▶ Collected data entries
◇ ◇ ◇ ◇ ◇ ◇ ◇

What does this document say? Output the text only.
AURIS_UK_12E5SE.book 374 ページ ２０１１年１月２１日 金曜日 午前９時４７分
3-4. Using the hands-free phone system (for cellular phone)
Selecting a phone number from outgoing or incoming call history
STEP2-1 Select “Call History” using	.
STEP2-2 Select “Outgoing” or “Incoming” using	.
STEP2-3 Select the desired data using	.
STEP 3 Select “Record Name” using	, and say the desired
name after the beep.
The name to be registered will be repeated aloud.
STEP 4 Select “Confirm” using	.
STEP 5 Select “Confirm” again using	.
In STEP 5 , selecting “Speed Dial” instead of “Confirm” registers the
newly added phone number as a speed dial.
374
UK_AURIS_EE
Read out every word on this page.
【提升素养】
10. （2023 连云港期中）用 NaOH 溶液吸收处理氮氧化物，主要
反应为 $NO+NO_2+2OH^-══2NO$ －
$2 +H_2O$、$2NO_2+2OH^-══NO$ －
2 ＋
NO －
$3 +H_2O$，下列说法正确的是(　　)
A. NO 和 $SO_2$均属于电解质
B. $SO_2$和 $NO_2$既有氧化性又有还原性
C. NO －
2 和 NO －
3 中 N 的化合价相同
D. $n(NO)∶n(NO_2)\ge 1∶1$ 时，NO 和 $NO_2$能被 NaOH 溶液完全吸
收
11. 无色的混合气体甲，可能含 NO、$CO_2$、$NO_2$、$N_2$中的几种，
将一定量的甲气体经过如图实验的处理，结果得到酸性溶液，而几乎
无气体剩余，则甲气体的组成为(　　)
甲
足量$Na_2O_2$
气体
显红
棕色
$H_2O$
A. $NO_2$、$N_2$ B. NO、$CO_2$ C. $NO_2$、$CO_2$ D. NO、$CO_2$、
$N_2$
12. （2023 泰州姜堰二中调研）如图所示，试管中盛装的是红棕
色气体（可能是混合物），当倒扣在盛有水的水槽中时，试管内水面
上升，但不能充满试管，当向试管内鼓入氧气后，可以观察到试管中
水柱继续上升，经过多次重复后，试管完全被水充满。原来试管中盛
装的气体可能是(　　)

◇ ◇ ◇ ◇ ◇ ◇ ◇

▶ What this task involves
Faithfully transcribe the whole of the data.

▶ Completed task
What does this document say? Output the text only.
AURIS_UK_12E5SE.book 374 ページ ２０１１年１月２１日 金曜日 午前９時４７分
3-4. Using the hands-free phone system (for cellular phone)
Selecting a phone number from outgoing or incoming call history
STEP2-1 Select “Call History” using	.
STEP2-2 Select “Outgoing” or “Incoming” using	.
STEP2-3 Select the desired data using	.
STEP 3 Select “Record Name” using	, and say the desired
name after the beep.
The name to be registered will be repeated aloud.
STEP 4 Select “Confirm” using	.
STEP 5 Select “Confirm” again using	.
In STEP 5 , selecting “Speed Dial” instead of “Confirm” registers the
newly added phone number as a speed dial.
374
UK_AURIS_EE
Read out every word on this page.
【提升素养】
10. （2023 连云港期中）用 NaOH 溶液吸收处理氮氧化物，主要
反应为 $NO+NO_2+2OH^-══2NO$ －
$2 +H_2O$、$2NO_2+2OH^-══NO$ －
2 ＋
NO －
$3 +H_2O$，下列说法正确的是(　　)
A. NO 和 $SO_2$均属于电解质
B. $SO_2$和 $NO_2$既有氧化性又有还原性
C. NO －
2 和 NO －
3 中 N 的化合价相同
D. $n(NO)∶n(NO_2)\ge 1∶1$ 时，NO 和 $NO_2$能被 NaOH 溶液完全吸
收
11. 无色的混合气体甲，可能含 NO、$CO_2$、$NO_2$、$N_2$中的几种，
将一定量的甲气体经过如图实验的处理，结果得到酸性溶液，而几乎
无气体剩余，则甲气体的组成为(　　)
甲
足量$Na_2O_2$
气体
显红
棕色
$H_2O$
A. $NO_2$、$N_2$ B. NO、$CO_2$ C. $NO_2$、$CO_2$ D. NO、$CO_2$、
$N_2$
12. （2023 泰州姜堰二中调研）如图所示，试管中盛装的是红棕
色气体（可能是混合物），当倒扣在盛有水的水槽中时，试管内水面
上升，但不能充满试管，当向试管内鼓入氧气后，可以观察到试管中
水柱继续上升，经过多次重复后，试管完全被水充满。原来试管中盛
装的气体可能是(　　)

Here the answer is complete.